Exercise goal — From the entries below, pull out each line where "nížina" appears.

* * * *

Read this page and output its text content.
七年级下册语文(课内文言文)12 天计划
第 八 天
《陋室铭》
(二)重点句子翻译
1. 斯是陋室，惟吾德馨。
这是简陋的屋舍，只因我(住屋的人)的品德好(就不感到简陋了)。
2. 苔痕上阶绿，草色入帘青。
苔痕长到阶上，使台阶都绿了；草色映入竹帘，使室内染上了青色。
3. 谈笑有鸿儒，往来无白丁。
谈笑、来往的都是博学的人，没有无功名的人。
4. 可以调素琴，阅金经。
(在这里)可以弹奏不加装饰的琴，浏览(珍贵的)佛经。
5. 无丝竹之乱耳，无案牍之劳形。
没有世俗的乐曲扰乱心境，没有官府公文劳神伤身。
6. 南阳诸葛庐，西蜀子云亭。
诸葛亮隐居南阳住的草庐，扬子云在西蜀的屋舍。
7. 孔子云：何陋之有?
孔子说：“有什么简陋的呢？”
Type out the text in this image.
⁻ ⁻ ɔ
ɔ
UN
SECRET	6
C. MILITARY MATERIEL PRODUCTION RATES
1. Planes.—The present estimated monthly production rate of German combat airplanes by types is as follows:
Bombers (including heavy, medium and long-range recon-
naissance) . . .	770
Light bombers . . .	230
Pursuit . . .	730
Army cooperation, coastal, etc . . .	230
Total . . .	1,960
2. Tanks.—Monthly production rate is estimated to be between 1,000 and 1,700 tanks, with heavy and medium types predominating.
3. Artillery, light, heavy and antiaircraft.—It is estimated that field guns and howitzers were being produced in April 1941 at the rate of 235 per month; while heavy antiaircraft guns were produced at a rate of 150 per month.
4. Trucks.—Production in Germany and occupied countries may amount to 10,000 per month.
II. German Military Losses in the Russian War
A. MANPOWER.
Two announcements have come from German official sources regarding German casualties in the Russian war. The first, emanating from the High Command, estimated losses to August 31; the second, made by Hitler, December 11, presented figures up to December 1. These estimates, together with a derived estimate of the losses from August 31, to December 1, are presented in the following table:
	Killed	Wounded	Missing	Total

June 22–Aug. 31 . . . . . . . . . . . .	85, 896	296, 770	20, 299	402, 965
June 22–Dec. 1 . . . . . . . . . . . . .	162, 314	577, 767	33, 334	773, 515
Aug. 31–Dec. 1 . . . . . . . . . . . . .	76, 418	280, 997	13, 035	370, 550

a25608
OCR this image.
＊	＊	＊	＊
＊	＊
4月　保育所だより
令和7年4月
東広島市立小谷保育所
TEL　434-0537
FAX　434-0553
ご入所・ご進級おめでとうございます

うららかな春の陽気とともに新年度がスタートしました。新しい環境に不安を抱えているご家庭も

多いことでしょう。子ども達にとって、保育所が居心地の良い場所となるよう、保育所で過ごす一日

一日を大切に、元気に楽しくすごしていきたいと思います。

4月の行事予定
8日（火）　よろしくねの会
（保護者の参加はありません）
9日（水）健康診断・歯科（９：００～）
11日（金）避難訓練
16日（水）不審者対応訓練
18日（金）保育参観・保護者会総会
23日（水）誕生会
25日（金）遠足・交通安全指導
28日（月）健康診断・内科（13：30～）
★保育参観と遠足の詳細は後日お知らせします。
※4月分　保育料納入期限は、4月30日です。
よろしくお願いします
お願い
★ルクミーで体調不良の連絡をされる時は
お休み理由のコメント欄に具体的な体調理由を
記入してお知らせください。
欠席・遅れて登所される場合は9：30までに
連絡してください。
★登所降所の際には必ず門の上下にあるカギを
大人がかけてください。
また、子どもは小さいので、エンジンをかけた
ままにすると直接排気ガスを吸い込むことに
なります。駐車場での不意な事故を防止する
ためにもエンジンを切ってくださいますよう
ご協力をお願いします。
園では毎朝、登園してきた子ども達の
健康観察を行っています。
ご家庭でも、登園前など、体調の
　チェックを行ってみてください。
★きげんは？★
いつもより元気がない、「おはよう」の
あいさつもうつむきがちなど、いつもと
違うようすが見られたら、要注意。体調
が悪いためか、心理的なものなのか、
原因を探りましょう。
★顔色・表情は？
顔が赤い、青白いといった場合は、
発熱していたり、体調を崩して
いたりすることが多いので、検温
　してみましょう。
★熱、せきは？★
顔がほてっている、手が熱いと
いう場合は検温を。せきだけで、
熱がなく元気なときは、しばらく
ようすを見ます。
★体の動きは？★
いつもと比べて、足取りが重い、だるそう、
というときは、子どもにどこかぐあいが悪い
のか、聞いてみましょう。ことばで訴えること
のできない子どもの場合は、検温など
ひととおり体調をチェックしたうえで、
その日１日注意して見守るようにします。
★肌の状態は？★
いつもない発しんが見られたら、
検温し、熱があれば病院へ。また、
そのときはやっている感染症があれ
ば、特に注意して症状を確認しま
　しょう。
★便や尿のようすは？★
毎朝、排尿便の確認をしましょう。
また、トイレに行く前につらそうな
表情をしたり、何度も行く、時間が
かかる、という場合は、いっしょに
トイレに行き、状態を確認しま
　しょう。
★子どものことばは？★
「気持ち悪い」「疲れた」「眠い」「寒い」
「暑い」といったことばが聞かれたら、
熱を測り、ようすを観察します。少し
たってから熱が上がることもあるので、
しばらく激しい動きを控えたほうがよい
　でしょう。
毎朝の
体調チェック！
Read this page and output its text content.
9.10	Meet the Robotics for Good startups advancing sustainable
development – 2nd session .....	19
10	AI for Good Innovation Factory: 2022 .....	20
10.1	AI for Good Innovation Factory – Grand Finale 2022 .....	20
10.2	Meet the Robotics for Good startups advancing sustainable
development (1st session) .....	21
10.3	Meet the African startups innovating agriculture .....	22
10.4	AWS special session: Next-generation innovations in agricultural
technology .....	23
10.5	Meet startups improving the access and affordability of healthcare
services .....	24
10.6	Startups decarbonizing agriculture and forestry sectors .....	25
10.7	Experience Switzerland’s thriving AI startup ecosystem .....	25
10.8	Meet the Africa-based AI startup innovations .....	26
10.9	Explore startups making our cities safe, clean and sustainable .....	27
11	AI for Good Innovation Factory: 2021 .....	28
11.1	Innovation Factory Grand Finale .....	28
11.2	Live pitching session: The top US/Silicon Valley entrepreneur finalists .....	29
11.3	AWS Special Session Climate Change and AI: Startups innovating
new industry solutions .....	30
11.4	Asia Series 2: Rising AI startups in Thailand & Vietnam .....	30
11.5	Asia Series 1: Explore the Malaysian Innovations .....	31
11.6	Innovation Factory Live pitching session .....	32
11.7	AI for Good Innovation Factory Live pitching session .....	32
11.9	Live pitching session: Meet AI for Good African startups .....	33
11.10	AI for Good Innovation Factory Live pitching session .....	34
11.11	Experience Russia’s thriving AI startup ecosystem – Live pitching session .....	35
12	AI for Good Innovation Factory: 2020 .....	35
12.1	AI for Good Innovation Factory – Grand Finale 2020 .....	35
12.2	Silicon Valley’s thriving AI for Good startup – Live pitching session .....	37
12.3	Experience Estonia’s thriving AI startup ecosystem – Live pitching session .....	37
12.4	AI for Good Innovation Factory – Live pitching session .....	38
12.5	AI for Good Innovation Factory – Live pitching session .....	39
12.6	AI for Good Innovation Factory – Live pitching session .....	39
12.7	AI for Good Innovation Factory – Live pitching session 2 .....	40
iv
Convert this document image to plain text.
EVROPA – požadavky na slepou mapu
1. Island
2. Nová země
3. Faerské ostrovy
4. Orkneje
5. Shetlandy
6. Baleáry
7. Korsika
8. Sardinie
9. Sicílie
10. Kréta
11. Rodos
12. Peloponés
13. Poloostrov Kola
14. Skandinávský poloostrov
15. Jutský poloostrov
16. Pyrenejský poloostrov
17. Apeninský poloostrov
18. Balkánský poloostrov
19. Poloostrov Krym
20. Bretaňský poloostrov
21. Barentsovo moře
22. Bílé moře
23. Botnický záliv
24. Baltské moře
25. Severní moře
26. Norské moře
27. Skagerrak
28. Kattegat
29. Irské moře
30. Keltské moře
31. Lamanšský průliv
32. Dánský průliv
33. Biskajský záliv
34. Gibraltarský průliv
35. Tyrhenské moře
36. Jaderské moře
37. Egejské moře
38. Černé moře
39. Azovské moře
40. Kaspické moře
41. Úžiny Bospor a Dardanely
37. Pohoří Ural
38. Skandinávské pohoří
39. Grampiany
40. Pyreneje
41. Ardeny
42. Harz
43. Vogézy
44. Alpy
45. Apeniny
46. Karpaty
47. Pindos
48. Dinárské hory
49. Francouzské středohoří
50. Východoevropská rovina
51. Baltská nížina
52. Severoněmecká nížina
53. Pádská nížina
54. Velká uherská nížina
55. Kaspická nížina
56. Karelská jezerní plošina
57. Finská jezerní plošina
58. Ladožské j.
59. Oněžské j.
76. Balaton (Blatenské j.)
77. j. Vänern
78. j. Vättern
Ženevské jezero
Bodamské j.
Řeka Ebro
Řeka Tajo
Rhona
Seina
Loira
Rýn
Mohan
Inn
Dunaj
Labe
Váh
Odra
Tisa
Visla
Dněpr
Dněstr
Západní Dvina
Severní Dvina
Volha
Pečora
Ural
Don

* * * *

The completed task —
51. Baltská nížina
52. Severoněmecká nížina
53. Pádská nížina
54. Velká uherská nížina
55. Kaspická nížina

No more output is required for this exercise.